— Stated exercise —
An exact copy of the records is required, minus the pictures they hold.

++++ Records for this task

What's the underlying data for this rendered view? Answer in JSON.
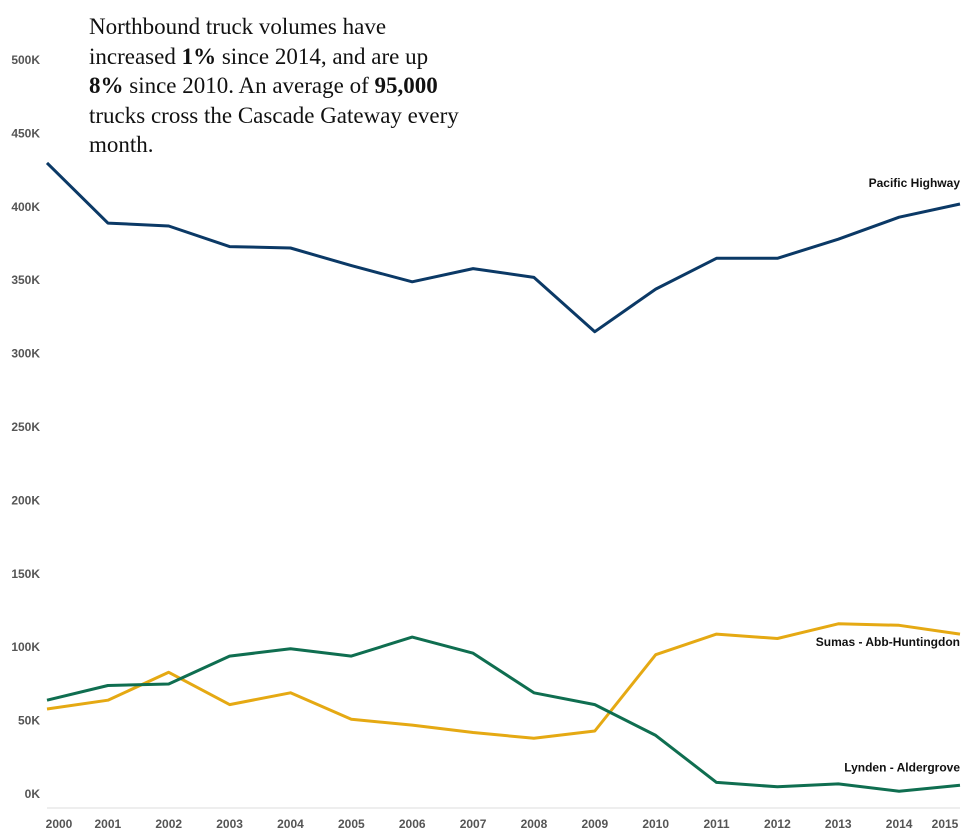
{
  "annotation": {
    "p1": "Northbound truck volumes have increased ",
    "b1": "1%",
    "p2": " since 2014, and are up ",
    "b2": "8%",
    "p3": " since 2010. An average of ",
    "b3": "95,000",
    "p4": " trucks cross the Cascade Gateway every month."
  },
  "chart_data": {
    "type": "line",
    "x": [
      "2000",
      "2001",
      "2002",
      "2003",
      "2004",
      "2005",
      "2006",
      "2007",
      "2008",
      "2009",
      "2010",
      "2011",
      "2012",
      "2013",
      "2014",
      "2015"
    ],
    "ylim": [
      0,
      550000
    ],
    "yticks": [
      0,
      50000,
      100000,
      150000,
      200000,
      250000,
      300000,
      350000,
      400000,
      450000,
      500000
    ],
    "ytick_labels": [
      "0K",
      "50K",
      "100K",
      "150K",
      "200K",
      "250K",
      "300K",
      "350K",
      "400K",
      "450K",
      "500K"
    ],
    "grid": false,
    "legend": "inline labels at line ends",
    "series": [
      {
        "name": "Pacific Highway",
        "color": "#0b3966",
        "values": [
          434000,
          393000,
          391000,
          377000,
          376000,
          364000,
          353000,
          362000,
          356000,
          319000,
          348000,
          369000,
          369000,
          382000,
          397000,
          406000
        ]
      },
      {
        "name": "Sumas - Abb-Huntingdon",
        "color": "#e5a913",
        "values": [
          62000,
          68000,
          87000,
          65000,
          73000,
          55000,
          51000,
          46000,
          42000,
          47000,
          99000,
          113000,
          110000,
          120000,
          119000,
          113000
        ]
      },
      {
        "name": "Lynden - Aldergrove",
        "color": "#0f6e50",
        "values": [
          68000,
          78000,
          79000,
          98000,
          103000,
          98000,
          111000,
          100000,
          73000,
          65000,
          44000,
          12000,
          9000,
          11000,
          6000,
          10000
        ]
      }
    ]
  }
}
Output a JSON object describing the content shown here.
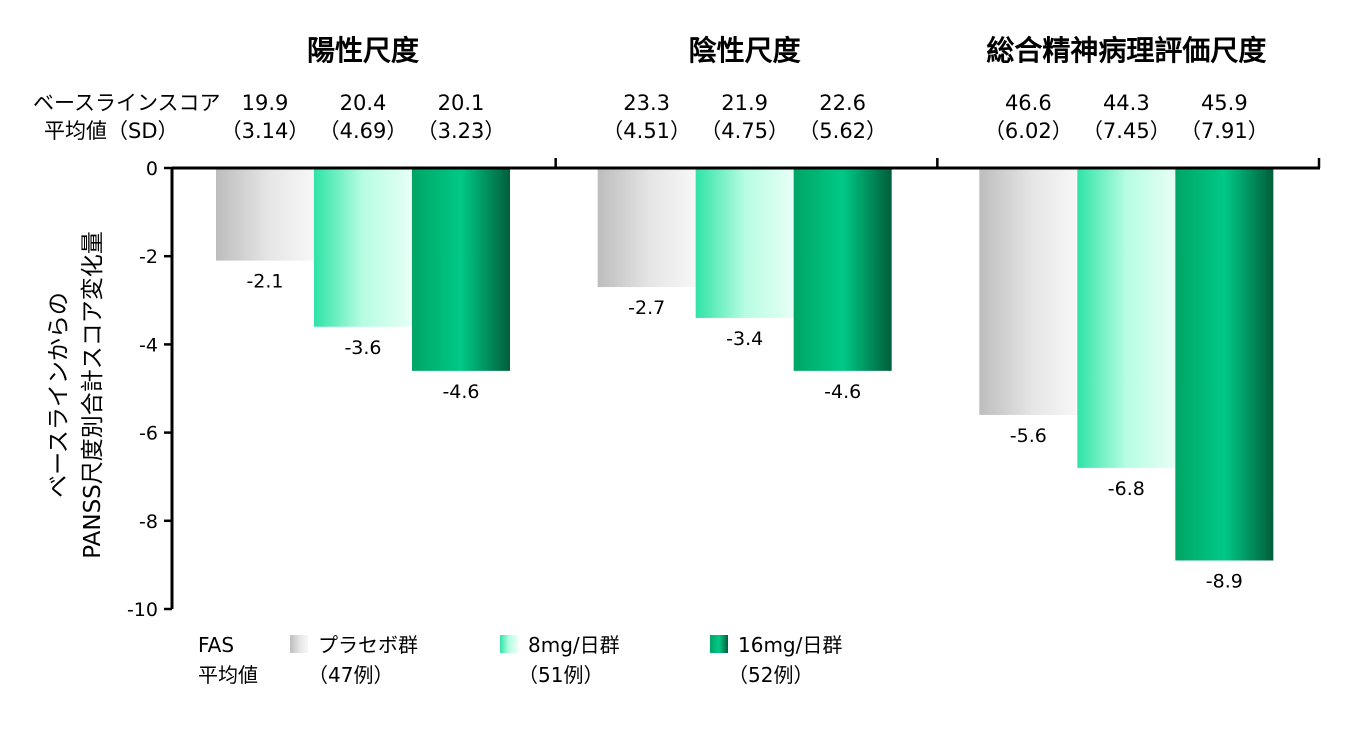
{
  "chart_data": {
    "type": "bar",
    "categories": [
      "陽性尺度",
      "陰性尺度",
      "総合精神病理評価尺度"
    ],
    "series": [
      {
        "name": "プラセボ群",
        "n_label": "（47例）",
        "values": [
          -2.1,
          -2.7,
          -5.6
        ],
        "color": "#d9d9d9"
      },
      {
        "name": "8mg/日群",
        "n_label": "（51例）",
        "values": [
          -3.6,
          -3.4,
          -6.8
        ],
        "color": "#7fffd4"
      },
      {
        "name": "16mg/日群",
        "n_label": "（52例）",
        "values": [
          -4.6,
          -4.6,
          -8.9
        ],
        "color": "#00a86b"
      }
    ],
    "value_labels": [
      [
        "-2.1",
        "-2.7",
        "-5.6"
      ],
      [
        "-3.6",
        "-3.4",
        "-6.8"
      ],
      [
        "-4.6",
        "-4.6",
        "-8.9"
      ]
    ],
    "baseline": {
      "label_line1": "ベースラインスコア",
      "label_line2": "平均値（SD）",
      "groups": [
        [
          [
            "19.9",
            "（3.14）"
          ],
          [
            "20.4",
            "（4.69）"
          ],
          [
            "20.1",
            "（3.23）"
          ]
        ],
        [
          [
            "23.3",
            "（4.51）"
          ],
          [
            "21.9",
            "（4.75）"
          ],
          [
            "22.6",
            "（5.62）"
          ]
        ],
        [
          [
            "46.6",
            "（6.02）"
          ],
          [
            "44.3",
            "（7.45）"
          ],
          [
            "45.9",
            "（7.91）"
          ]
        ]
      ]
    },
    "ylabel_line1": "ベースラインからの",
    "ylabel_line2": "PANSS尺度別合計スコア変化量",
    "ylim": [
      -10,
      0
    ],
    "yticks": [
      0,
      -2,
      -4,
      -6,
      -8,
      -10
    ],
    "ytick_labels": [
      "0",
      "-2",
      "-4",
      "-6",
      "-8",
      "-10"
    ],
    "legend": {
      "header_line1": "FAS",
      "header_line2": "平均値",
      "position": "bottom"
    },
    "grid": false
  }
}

++++++++

— Response to the task —
What's the underlying data for this rendered view? Answer in JSON.
{
  "annotation": {
    "p1": "Northbound truck volumes have increased ",
    "b1": "1%",
    "p2": " since 2014, and are up ",
    "b2": "8%",
    "p3": " since 2010. An average of ",
    "b3": "95,000",
    "p4": " trucks cross the Cascade Gateway every month."
  },
  "chart_data": {
    "type": "line",
    "x": [
      "2000",
      "2001",
      "2002",
      "2003",
      "2004",
      "2005",
      "2006",
      "2007",
      "2008",
      "2009",
      "2010",
      "2011",
      "2012",
      "2013",
      "2014",
      "2015"
    ],
    "ylim": [
      0,
      550000
    ],
    "yticks": [
      0,
      50000,
      100000,
      150000,
      200000,
      250000,
      300000,
      350000,
      400000,
      450000,
      500000
    ],
    "ytick_labels": [
      "0K",
      "50K",
      "100K",
      "150K",
      "200K",
      "250K",
      "300K",
      "350K",
      "400K",
      "450K",
      "500K"
    ],
    "grid": false,
    "legend": "inline labels at line ends",
    "series": [
      {
        "name": "Pacific Highway",
        "color": "#0b3966",
        "values": [
          434000,
          393000,
          391000,
          377000,
          376000,
          364000,
          353000,
          362000,
          356000,
          319000,
          348000,
          369000,
          369000,
          382000,
          397000,
          406000
        ]
      },
      {
        "name": "Sumas - Abb-Huntingdon",
        "color": "#e5a913",
        "values": [
          62000,
          68000,
          87000,
          65000,
          73000,
          55000,
          51000,
          46000,
          42000,
          47000,
          99000,
          113000,
          110000,
          120000,
          119000,
          113000
        ]
      },
      {
        "name": "Lynden - Aldergrove",
        "color": "#0f6e50",
        "values": [
          68000,
          78000,
          79000,
          98000,
          103000,
          98000,
          111000,
          100000,
          73000,
          65000,
          44000,
          12000,
          9000,
          11000,
          6000,
          10000
        ]
      }
    ]
  }
}
Output a JSON object describing the content shown here.
{
  "chart_data": {
    "type": "bar",
    "categories": [
      "陽性尺度",
      "陰性尺度",
      "総合精神病理評価尺度"
    ],
    "series": [
      {
        "name": "プラセボ群",
        "n_label": "（47例）",
        "values": [
          -2.1,
          -2.7,
          -5.6
        ],
        "color": "#d9d9d9"
      },
      {
        "name": "8mg/日群",
        "n_label": "（51例）",
        "values": [
          -3.6,
          -3.4,
          -6.8
        ],
        "color": "#7fffd4"
      },
      {
        "name": "16mg/日群",
        "n_label": "（52例）",
        "values": [
          -4.6,
          -4.6,
          -8.9
        ],
        "color": "#00a86b"
      }
    ],
    "value_labels": [
      [
        "-2.1",
        "-2.7",
        "-5.6"
      ],
      [
        "-3.6",
        "-3.4",
        "-6.8"
      ],
      [
        "-4.6",
        "-4.6",
        "-8.9"
      ]
    ],
    "baseline": {
      "label_line1": "ベースラインスコア",
      "label_line2": "平均値（SD）",
      "groups": [
        [
          [
            "19.9",
            "（3.14）"
          ],
          [
            "20.4",
            "（4.69）"
          ],
          [
            "20.1",
            "（3.23）"
          ]
        ],
        [
          [
            "23.3",
            "（4.51）"
          ],
          [
            "21.9",
            "（4.75）"
          ],
          [
            "22.6",
            "（5.62）"
          ]
        ],
        [
          [
            "46.6",
            "（6.02）"
          ],
          [
            "44.3",
            "（7.45）"
          ],
          [
            "45.9",
            "（7.91）"
          ]
        ]
      ]
    },
    "ylabel_line1": "ベースラインからの",
    "ylabel_line2": "PANSS尺度別合計スコア変化量",
    "ylim": [
      -10,
      0
    ],
    "yticks": [
      0,
      -2,
      -4,
      -6,
      -8,
      -10
    ],
    "ytick_labels": [
      "0",
      "-2",
      "-4",
      "-6",
      "-8",
      "-10"
    ],
    "legend": {
      "header_line1": "FAS",
      "header_line2": "平均値",
      "position": "bottom"
    },
    "grid": false
  }
}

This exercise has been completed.